_Records shown_:
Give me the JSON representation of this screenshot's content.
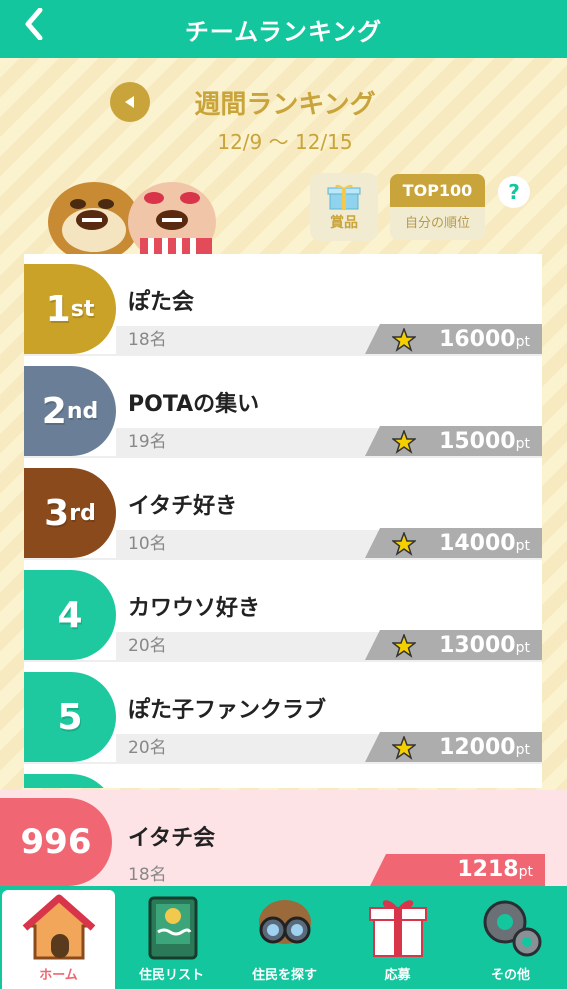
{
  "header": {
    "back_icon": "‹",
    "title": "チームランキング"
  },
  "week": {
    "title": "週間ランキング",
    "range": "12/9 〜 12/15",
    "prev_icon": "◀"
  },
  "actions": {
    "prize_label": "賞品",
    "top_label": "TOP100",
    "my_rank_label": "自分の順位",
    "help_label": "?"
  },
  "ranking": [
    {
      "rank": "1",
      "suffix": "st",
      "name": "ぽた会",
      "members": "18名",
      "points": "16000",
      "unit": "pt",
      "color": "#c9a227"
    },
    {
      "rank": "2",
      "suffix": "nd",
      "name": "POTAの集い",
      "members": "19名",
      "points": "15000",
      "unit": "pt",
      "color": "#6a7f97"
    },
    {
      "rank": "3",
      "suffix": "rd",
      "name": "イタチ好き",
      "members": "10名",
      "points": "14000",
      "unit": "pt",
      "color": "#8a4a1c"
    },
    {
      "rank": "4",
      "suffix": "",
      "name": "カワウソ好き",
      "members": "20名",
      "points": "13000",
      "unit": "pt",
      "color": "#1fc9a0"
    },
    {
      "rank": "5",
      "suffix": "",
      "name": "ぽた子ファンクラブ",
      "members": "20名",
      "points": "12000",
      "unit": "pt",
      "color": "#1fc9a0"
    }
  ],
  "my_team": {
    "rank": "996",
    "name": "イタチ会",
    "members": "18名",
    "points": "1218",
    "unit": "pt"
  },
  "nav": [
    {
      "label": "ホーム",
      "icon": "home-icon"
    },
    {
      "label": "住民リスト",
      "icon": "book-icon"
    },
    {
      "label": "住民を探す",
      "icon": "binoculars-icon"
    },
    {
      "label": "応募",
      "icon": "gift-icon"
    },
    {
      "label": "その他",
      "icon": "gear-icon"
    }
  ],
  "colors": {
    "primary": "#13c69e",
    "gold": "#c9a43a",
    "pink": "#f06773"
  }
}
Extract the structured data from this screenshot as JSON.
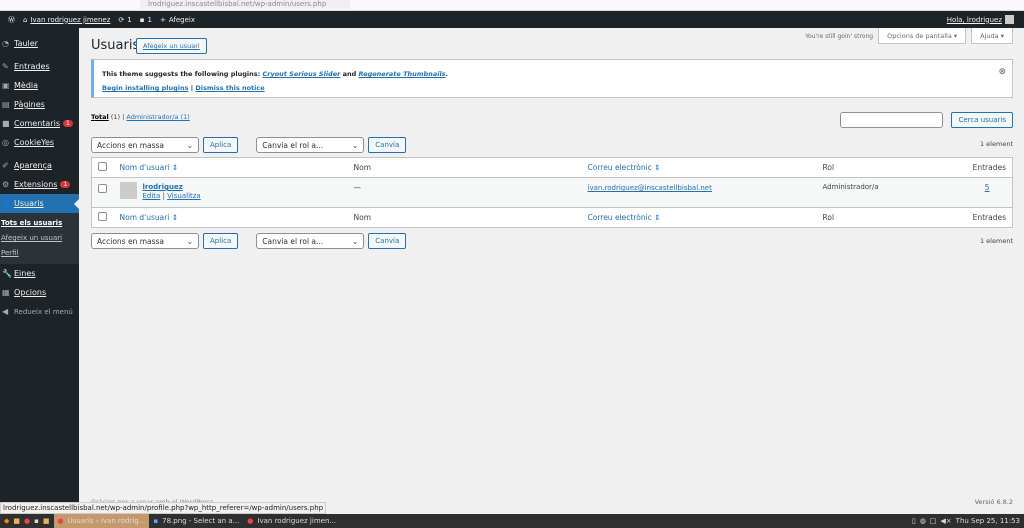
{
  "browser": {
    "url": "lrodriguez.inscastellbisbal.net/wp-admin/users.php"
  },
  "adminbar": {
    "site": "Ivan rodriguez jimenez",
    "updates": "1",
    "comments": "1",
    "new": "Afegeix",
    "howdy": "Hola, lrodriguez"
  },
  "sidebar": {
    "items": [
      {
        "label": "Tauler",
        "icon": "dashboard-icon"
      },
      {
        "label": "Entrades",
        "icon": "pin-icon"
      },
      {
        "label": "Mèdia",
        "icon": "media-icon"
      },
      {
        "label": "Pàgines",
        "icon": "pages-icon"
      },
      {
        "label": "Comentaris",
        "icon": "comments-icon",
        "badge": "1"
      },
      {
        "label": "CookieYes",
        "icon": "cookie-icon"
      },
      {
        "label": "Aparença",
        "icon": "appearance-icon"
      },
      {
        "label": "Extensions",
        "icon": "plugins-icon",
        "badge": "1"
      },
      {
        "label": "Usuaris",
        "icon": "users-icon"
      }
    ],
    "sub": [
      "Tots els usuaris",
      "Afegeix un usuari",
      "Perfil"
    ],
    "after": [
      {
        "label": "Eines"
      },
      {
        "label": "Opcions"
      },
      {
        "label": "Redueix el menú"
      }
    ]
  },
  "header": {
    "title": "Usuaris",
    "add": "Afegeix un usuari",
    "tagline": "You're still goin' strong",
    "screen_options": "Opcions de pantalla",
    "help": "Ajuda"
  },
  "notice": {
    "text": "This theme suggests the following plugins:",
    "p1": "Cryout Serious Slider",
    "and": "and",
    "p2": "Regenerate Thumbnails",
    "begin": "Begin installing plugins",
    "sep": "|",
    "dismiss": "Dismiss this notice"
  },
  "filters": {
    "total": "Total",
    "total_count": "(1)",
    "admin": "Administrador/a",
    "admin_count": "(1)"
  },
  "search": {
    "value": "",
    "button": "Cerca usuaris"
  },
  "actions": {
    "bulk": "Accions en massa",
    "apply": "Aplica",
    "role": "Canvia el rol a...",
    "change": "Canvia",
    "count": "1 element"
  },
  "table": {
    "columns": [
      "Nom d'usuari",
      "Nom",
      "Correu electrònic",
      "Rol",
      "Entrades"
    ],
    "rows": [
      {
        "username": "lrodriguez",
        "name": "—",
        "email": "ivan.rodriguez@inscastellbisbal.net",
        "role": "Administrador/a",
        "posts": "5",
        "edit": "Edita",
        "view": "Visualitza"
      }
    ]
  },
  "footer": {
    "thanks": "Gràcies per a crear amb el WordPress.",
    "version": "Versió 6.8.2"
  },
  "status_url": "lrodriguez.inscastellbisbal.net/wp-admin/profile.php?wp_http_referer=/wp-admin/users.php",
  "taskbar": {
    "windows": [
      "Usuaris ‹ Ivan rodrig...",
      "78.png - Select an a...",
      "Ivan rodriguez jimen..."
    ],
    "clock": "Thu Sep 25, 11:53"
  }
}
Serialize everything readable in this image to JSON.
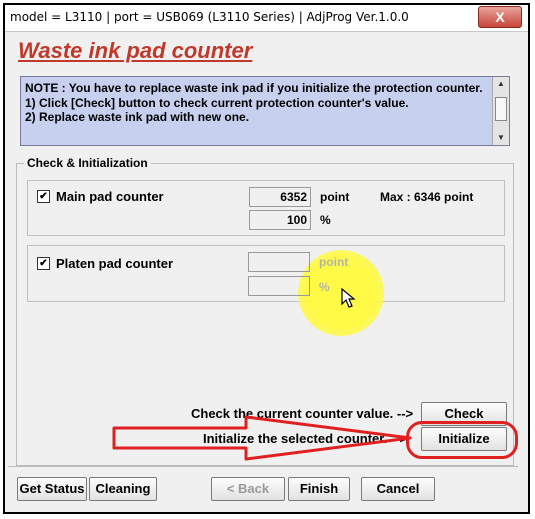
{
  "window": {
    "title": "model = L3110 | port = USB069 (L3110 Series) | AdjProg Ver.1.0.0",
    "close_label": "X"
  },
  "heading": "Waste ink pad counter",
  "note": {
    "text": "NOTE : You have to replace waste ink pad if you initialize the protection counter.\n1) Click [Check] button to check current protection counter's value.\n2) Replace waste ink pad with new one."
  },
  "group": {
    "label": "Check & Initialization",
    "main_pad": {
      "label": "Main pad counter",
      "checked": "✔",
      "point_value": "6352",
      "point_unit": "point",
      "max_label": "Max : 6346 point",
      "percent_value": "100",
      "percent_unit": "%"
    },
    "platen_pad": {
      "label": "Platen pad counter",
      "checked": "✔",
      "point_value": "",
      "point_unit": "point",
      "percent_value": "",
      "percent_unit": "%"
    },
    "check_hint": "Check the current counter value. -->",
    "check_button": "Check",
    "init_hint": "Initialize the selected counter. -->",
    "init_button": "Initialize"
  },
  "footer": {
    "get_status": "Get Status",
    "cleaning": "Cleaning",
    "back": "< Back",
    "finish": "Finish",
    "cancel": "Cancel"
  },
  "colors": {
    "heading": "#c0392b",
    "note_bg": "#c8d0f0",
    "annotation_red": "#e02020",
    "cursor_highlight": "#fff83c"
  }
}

_Problem details_:
Find each line holding "current". Copy it out.

_Result for this exercise_:
    "text": "NOTE : You have to replace waste ink pad if you initialize the protection counter.\n1) Click [Check] button to check current protection counter's value.\n2) Replace waste ink pad with new one."
    "check_hint": "Check the current counter value. -->",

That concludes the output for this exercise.